Dataset items:

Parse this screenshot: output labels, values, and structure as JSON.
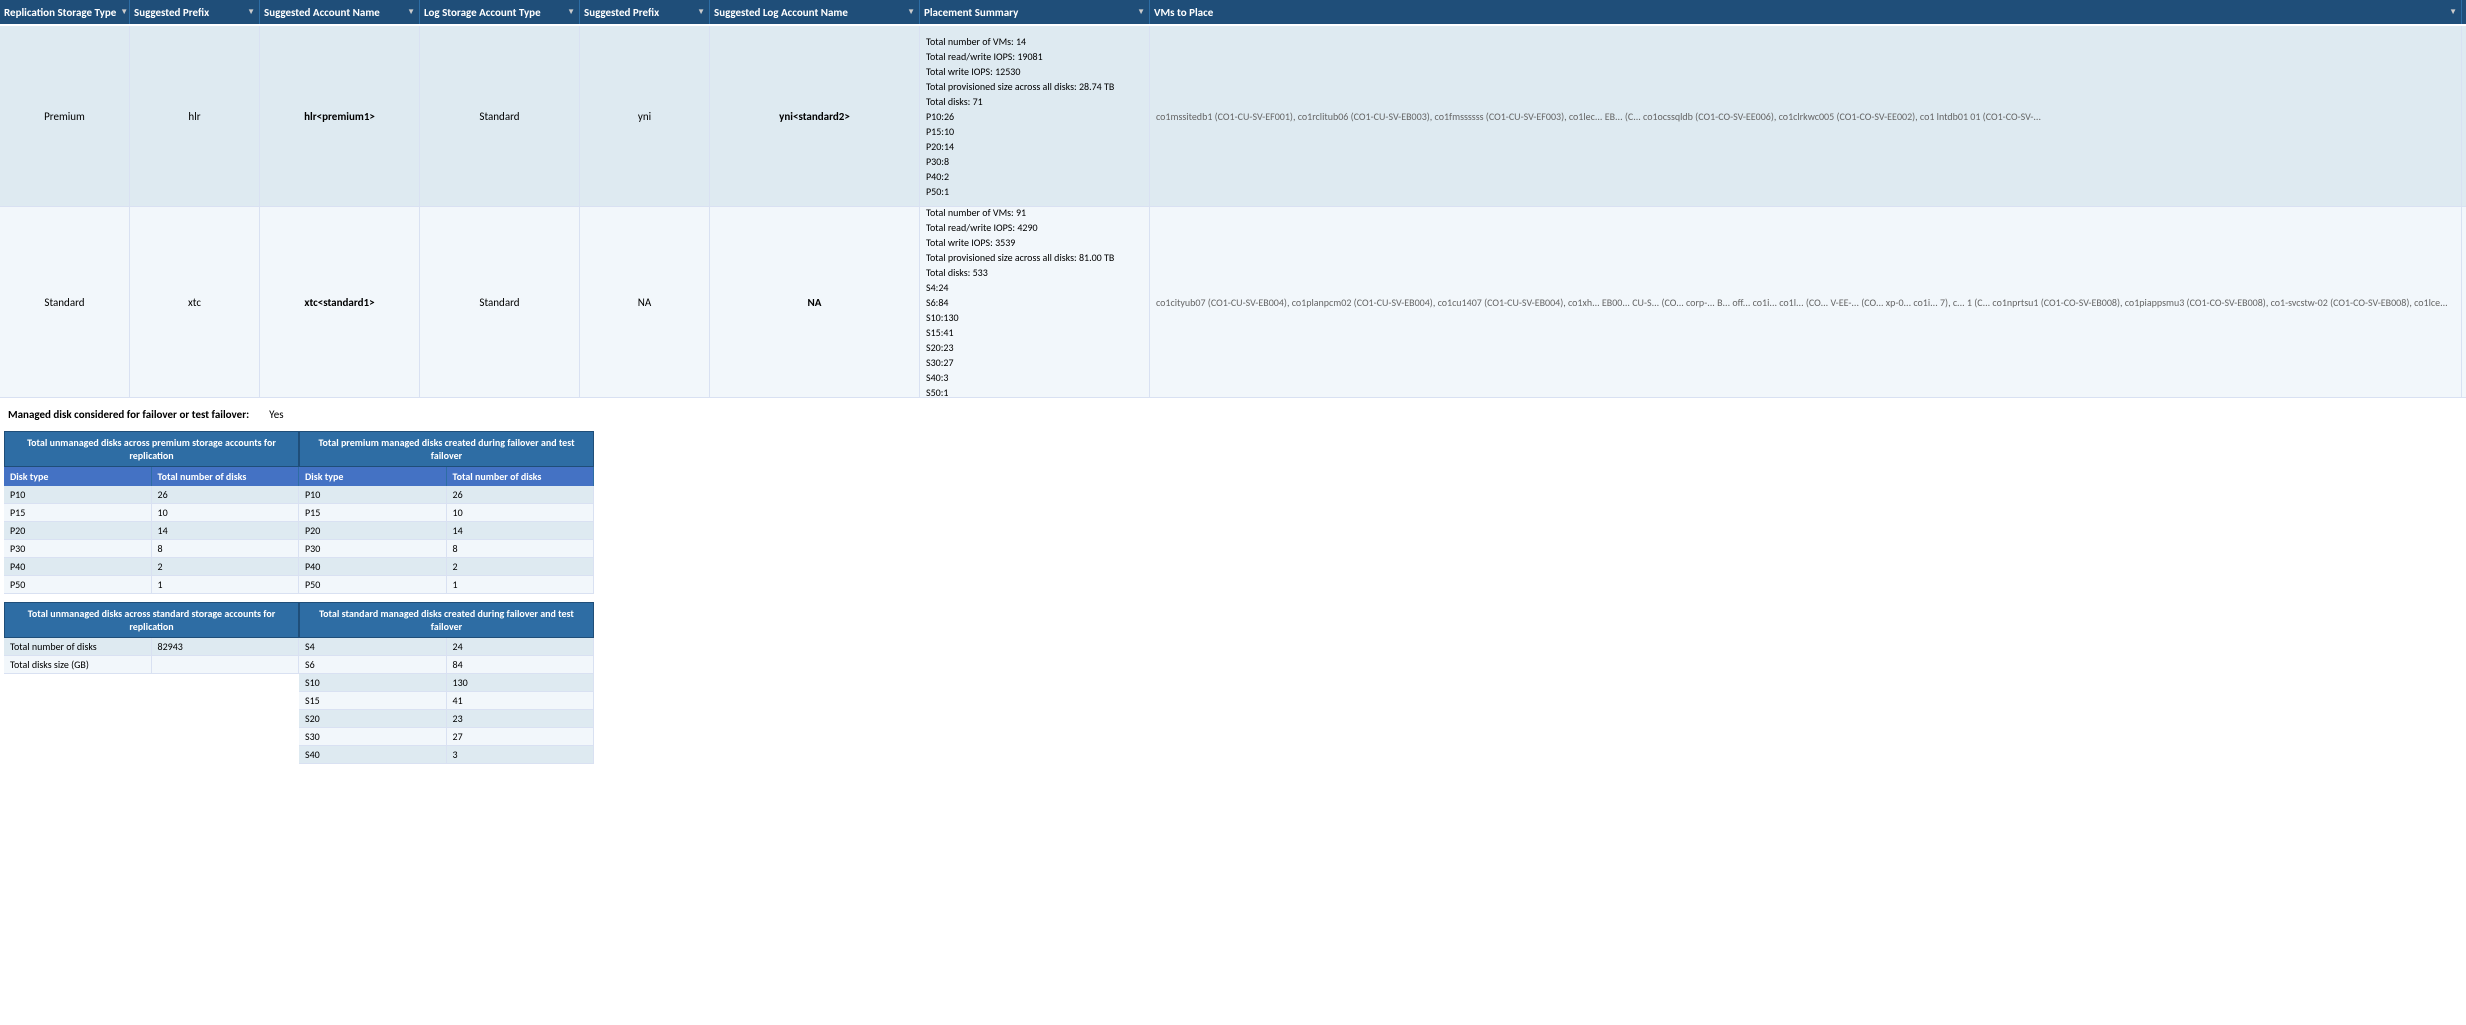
{
  "header": {
    "columns": [
      {
        "label": "Replication Storage Type",
        "key": "col-replication"
      },
      {
        "label": "Suggested Prefix",
        "key": "col-prefix"
      },
      {
        "label": "Suggested Account Name",
        "key": "col-account-name"
      },
      {
        "label": "Log Storage Account Type",
        "key": "col-log-storage"
      },
      {
        "label": "Suggested Prefix",
        "key": "col-log-prefix"
      },
      {
        "label": "Suggested Log Account  Name",
        "key": "col-log-account-name"
      },
      {
        "label": "Placement Summary",
        "key": "col-placement"
      },
      {
        "label": "VMs to Place",
        "key": "col-vms"
      }
    ]
  },
  "rows": [
    {
      "type": "premium",
      "replication": "Premium",
      "prefix": "hlr",
      "accountName": "hlr<premium1>",
      "logStorage": "Standard",
      "logPrefix": "yni",
      "logAccountName": "yni<standard2>",
      "placement": "Total number of VMs: 14\nTotal read/write IOPS: 19081\nTotal write IOPS: 12530\nTotal provisioned size across all disks: 28.74 TB\nTotal disks: 71\nP10:26\nP15:10\nP20:14\nP30:8\nP40:2\nP50:1",
      "vms": "co1mssitedb1 (CO1-CU-SV-EF001), co1rclitub06 (CO1-CU-SV-EB003), co1fmssssss (CO1-CU-SV-EF003), co1lec... EB... (C... co1ocssqldb (CO1-CO-SV-EE006), co1clrkwc005 (CO1-CO-SV-EE002), co1 lntdb01 01 (CO1-CO-SV-..."
    },
    {
      "type": "standard",
      "replication": "Standard",
      "prefix": "xtc",
      "accountName": "xtc<standard1>",
      "logStorage": "Standard",
      "logPrefix": "NA",
      "logAccountName": "NA",
      "placement": "Total number of VMs: 91\nTotal read/write IOPS: 4290\nTotal write IOPS: 3539\nTotal provisioned size across all disks: 81.00 TB\nTotal disks: 533\nS4:24\nS6:84\nS10:130\nS15:41\nS20:23\nS30:27\nS40:3\nS50:1",
      "vms": "co1cityub07 (CO1-CU-SV-EB004), co1planpcm02 (CO1-CU-SV-EB004), co1cu1407 (CO1-CU-SV-EB004), co1xh... EB00... CU-S... (CO... corp-... B... off... co1i... co1l... (CO... V-EE-... (CO... xp-0... co1i... 7), c... 1 (C... co1nprtsu1 (CO1-CO-SV-EB008), co1piappsmu3 (CO1-CO-SV-EB008), co1-svcstw-02 (CO1-CO-SV-EB008), co1lce..."
    }
  ],
  "managed_disk": {
    "label": "Managed disk considered for failover or test failover:",
    "value": "Yes"
  },
  "premium_unmanaged_table": {
    "title": "Total  unmanaged disks across premium storage accounts for replication",
    "headers": [
      "Disk type",
      "Total number of disks"
    ],
    "rows": [
      {
        "type": "P10",
        "count": "26"
      },
      {
        "type": "P15",
        "count": "10"
      },
      {
        "type": "P20",
        "count": "14"
      },
      {
        "type": "P30",
        "count": "8"
      },
      {
        "type": "P40",
        "count": "2"
      },
      {
        "type": "P50",
        "count": "1"
      }
    ]
  },
  "premium_managed_table": {
    "title": "Total premium managed disks created during failover and test failover",
    "headers": [
      "Disk type",
      "Total number of disks"
    ],
    "rows": [
      {
        "type": "P10",
        "count": "26"
      },
      {
        "type": "P15",
        "count": "10"
      },
      {
        "type": "P20",
        "count": "14"
      },
      {
        "type": "P30",
        "count": "8"
      },
      {
        "type": "P40",
        "count": "2"
      },
      {
        "type": "P50",
        "count": "1"
      }
    ]
  },
  "standard_unmanaged_table": {
    "title": "Total unmanaged disks across standard storage accounts for replication",
    "rows": [
      {
        "label": "Total number of disks",
        "value": "82943"
      },
      {
        "label": "Total disks size (GB)",
        "value": ""
      }
    ]
  },
  "standard_managed_table": {
    "title": "Total standard managed disks created during failover and test failover",
    "rows": [
      {
        "type": "S4",
        "count": "24"
      },
      {
        "type": "S6",
        "count": "84"
      },
      {
        "type": "S10",
        "count": "130"
      },
      {
        "type": "S15",
        "count": "41"
      },
      {
        "type": "S20",
        "count": "23"
      },
      {
        "type": "S30",
        "count": "27"
      },
      {
        "type": "S40",
        "count": "3"
      }
    ]
  }
}
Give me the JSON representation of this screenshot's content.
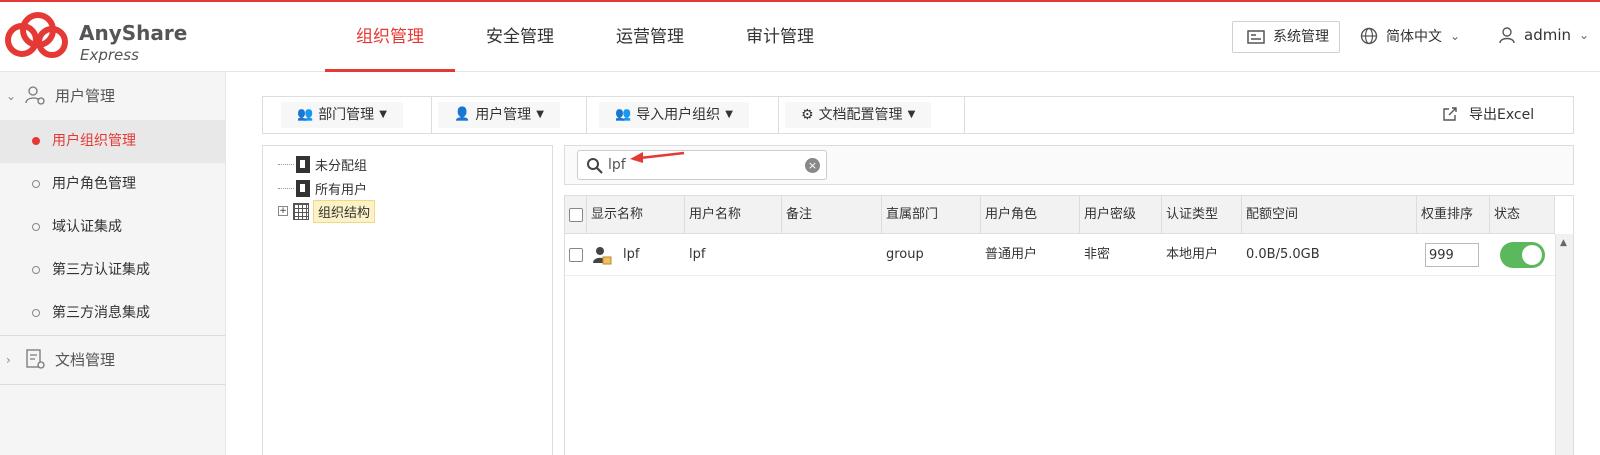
{
  "brand": {
    "name": "AnyShare",
    "edition": "Express",
    "accent": "#e53935"
  },
  "topnav": [
    {
      "label": "组织管理",
      "active": true
    },
    {
      "label": "安全管理",
      "active": false
    },
    {
      "label": "运营管理",
      "active": false
    },
    {
      "label": "审计管理",
      "active": false
    }
  ],
  "header": {
    "system_label": "系统管理",
    "language": "简体中文",
    "user": "admin"
  },
  "sidebar": {
    "groups": [
      {
        "label": "用户管理",
        "expanded": true,
        "items": [
          {
            "label": "用户组织管理",
            "active": true
          },
          {
            "label": "用户角色管理",
            "active": false
          },
          {
            "label": "域认证集成",
            "active": false
          },
          {
            "label": "第三方认证集成",
            "active": false
          },
          {
            "label": "第三方消息集成",
            "active": false
          }
        ]
      },
      {
        "label": "文档管理",
        "expanded": false,
        "items": []
      }
    ]
  },
  "toolbar": {
    "dept": "部门管理",
    "user": "用户管理",
    "import": "导入用户组织",
    "docconf": "文档配置管理",
    "export": "导出Excel"
  },
  "tree": [
    {
      "label": "未分配组"
    },
    {
      "label": "所有用户"
    },
    {
      "label": "组织结构",
      "selected": true
    }
  ],
  "search": {
    "value": "lpf"
  },
  "table": {
    "columns": [
      "显示名称",
      "用户名称",
      "备注",
      "直属部门",
      "用户角色",
      "用户密级",
      "认证类型",
      "配额空间",
      "权重排序",
      "状态"
    ],
    "rows": [
      {
        "display_name": "lpf",
        "username": "lpf",
        "note": "",
        "department": "group",
        "role": "普通用户",
        "secret_level": "非密",
        "auth_type": "本地用户",
        "quota": "0.0B/5.0GB",
        "weight": "999",
        "enabled": true
      }
    ]
  }
}
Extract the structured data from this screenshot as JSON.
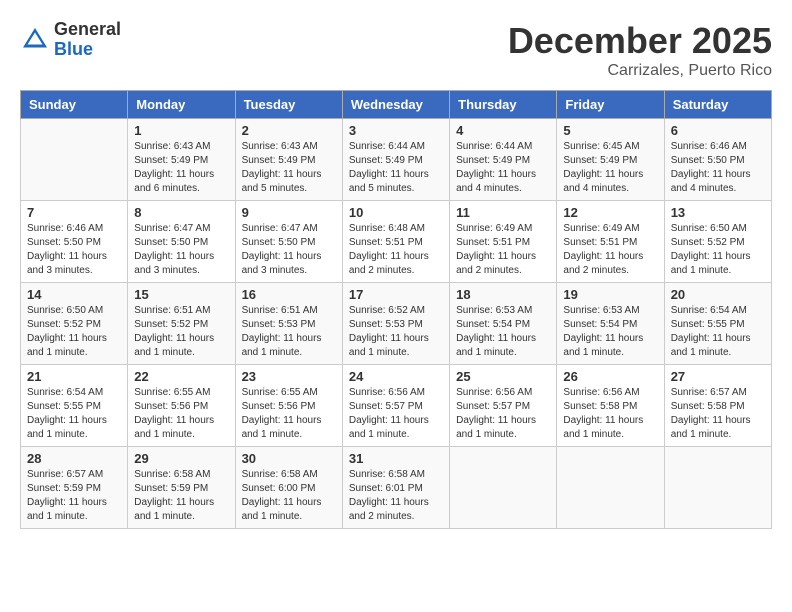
{
  "header": {
    "logo_general": "General",
    "logo_blue": "Blue",
    "month": "December 2025",
    "location": "Carrizales, Puerto Rico"
  },
  "days_of_week": [
    "Sunday",
    "Monday",
    "Tuesday",
    "Wednesday",
    "Thursday",
    "Friday",
    "Saturday"
  ],
  "weeks": [
    [
      {
        "day": "",
        "sunrise": "",
        "sunset": "",
        "daylight": ""
      },
      {
        "day": "1",
        "sunrise": "Sunrise: 6:43 AM",
        "sunset": "Sunset: 5:49 PM",
        "daylight": "Daylight: 11 hours and 6 minutes."
      },
      {
        "day": "2",
        "sunrise": "Sunrise: 6:43 AM",
        "sunset": "Sunset: 5:49 PM",
        "daylight": "Daylight: 11 hours and 5 minutes."
      },
      {
        "day": "3",
        "sunrise": "Sunrise: 6:44 AM",
        "sunset": "Sunset: 5:49 PM",
        "daylight": "Daylight: 11 hours and 5 minutes."
      },
      {
        "day": "4",
        "sunrise": "Sunrise: 6:44 AM",
        "sunset": "Sunset: 5:49 PM",
        "daylight": "Daylight: 11 hours and 4 minutes."
      },
      {
        "day": "5",
        "sunrise": "Sunrise: 6:45 AM",
        "sunset": "Sunset: 5:49 PM",
        "daylight": "Daylight: 11 hours and 4 minutes."
      },
      {
        "day": "6",
        "sunrise": "Sunrise: 6:46 AM",
        "sunset": "Sunset: 5:50 PM",
        "daylight": "Daylight: 11 hours and 4 minutes."
      }
    ],
    [
      {
        "day": "7",
        "sunrise": "Sunrise: 6:46 AM",
        "sunset": "Sunset: 5:50 PM",
        "daylight": "Daylight: 11 hours and 3 minutes."
      },
      {
        "day": "8",
        "sunrise": "Sunrise: 6:47 AM",
        "sunset": "Sunset: 5:50 PM",
        "daylight": "Daylight: 11 hours and 3 minutes."
      },
      {
        "day": "9",
        "sunrise": "Sunrise: 6:47 AM",
        "sunset": "Sunset: 5:50 PM",
        "daylight": "Daylight: 11 hours and 3 minutes."
      },
      {
        "day": "10",
        "sunrise": "Sunrise: 6:48 AM",
        "sunset": "Sunset: 5:51 PM",
        "daylight": "Daylight: 11 hours and 2 minutes."
      },
      {
        "day": "11",
        "sunrise": "Sunrise: 6:49 AM",
        "sunset": "Sunset: 5:51 PM",
        "daylight": "Daylight: 11 hours and 2 minutes."
      },
      {
        "day": "12",
        "sunrise": "Sunrise: 6:49 AM",
        "sunset": "Sunset: 5:51 PM",
        "daylight": "Daylight: 11 hours and 2 minutes."
      },
      {
        "day": "13",
        "sunrise": "Sunrise: 6:50 AM",
        "sunset": "Sunset: 5:52 PM",
        "daylight": "Daylight: 11 hours and 1 minute."
      }
    ],
    [
      {
        "day": "14",
        "sunrise": "Sunrise: 6:50 AM",
        "sunset": "Sunset: 5:52 PM",
        "daylight": "Daylight: 11 hours and 1 minute."
      },
      {
        "day": "15",
        "sunrise": "Sunrise: 6:51 AM",
        "sunset": "Sunset: 5:52 PM",
        "daylight": "Daylight: 11 hours and 1 minute."
      },
      {
        "day": "16",
        "sunrise": "Sunrise: 6:51 AM",
        "sunset": "Sunset: 5:53 PM",
        "daylight": "Daylight: 11 hours and 1 minute."
      },
      {
        "day": "17",
        "sunrise": "Sunrise: 6:52 AM",
        "sunset": "Sunset: 5:53 PM",
        "daylight": "Daylight: 11 hours and 1 minute."
      },
      {
        "day": "18",
        "sunrise": "Sunrise: 6:53 AM",
        "sunset": "Sunset: 5:54 PM",
        "daylight": "Daylight: 11 hours and 1 minute."
      },
      {
        "day": "19",
        "sunrise": "Sunrise: 6:53 AM",
        "sunset": "Sunset: 5:54 PM",
        "daylight": "Daylight: 11 hours and 1 minute."
      },
      {
        "day": "20",
        "sunrise": "Sunrise: 6:54 AM",
        "sunset": "Sunset: 5:55 PM",
        "daylight": "Daylight: 11 hours and 1 minute."
      }
    ],
    [
      {
        "day": "21",
        "sunrise": "Sunrise: 6:54 AM",
        "sunset": "Sunset: 5:55 PM",
        "daylight": "Daylight: 11 hours and 1 minute."
      },
      {
        "day": "22",
        "sunrise": "Sunrise: 6:55 AM",
        "sunset": "Sunset: 5:56 PM",
        "daylight": "Daylight: 11 hours and 1 minute."
      },
      {
        "day": "23",
        "sunrise": "Sunrise: 6:55 AM",
        "sunset": "Sunset: 5:56 PM",
        "daylight": "Daylight: 11 hours and 1 minute."
      },
      {
        "day": "24",
        "sunrise": "Sunrise: 6:56 AM",
        "sunset": "Sunset: 5:57 PM",
        "daylight": "Daylight: 11 hours and 1 minute."
      },
      {
        "day": "25",
        "sunrise": "Sunrise: 6:56 AM",
        "sunset": "Sunset: 5:57 PM",
        "daylight": "Daylight: 11 hours and 1 minute."
      },
      {
        "day": "26",
        "sunrise": "Sunrise: 6:56 AM",
        "sunset": "Sunset: 5:58 PM",
        "daylight": "Daylight: 11 hours and 1 minute."
      },
      {
        "day": "27",
        "sunrise": "Sunrise: 6:57 AM",
        "sunset": "Sunset: 5:58 PM",
        "daylight": "Daylight: 11 hours and 1 minute."
      }
    ],
    [
      {
        "day": "28",
        "sunrise": "Sunrise: 6:57 AM",
        "sunset": "Sunset: 5:59 PM",
        "daylight": "Daylight: 11 hours and 1 minute."
      },
      {
        "day": "29",
        "sunrise": "Sunrise: 6:58 AM",
        "sunset": "Sunset: 5:59 PM",
        "daylight": "Daylight: 11 hours and 1 minute."
      },
      {
        "day": "30",
        "sunrise": "Sunrise: 6:58 AM",
        "sunset": "Sunset: 6:00 PM",
        "daylight": "Daylight: 11 hours and 1 minute."
      },
      {
        "day": "31",
        "sunrise": "Sunrise: 6:58 AM",
        "sunset": "Sunset: 6:01 PM",
        "daylight": "Daylight: 11 hours and 2 minutes."
      },
      {
        "day": "",
        "sunrise": "",
        "sunset": "",
        "daylight": ""
      },
      {
        "day": "",
        "sunrise": "",
        "sunset": "",
        "daylight": ""
      },
      {
        "day": "",
        "sunrise": "",
        "sunset": "",
        "daylight": ""
      }
    ]
  ]
}
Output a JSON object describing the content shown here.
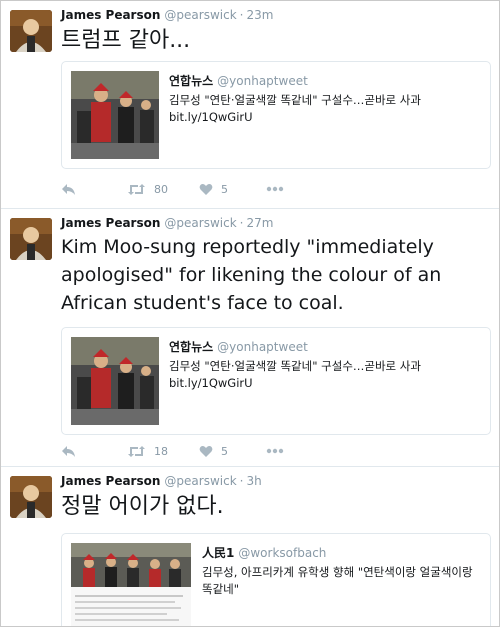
{
  "colors": {
    "name": "#14171a",
    "muted": "#8899a6",
    "action": "#aab8c2",
    "divider": "#e1e8ed"
  },
  "tweets": [
    {
      "author_name": "James Pearson",
      "author_handle": "@pearswick",
      "time": "23m",
      "text": "트럼프 같아...",
      "card": {
        "source_name": "연합뉴스",
        "source_handle": "@yonhaptweet",
        "line1": "김무성 \"연탄·얼굴색깔 똑같네\" 구설수…곧바로 사과",
        "line2": "bit.ly/1QwGirU"
      },
      "actions": {
        "reply_icon": "reply-icon",
        "retweet_icon": "retweet-icon",
        "retweets": "80",
        "like_icon": "heart-icon",
        "likes": "5",
        "more_icon": "more-icon"
      }
    },
    {
      "author_name": "James Pearson",
      "author_handle": "@pearswick",
      "time": "27m",
      "text": "Kim Moo-sung reportedly \"immediately apologised\" for likening the colour of an African student's face to coal.",
      "card": {
        "source_name": "연합뉴스",
        "source_handle": "@yonhaptweet",
        "line1": "김무성 \"연탄·얼굴색깔 똑같네\" 구설수…곧바로 사과",
        "line2": "bit.ly/1QwGirU"
      },
      "actions": {
        "reply_icon": "reply-icon",
        "retweet_icon": "retweet-icon",
        "retweets": "18",
        "like_icon": "heart-icon",
        "likes": "5",
        "more_icon": "more-icon"
      }
    },
    {
      "author_name": "James Pearson",
      "author_handle": "@pearswick",
      "time": "3h",
      "text": "정말 어이가 없다.",
      "card": {
        "source_name": "人民1",
        "source_handle": "@worksofbach",
        "line1": "김무성, 아프리카계 유학생 향해 \"연탄색이랑 얼굴색이랑 똑같네\"",
        "line2": ""
      }
    }
  ]
}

**YOUR TASK**
Count the lines in the entries above that include the string "accounts", then give only that figure.

**WORKED SOLUTION**
2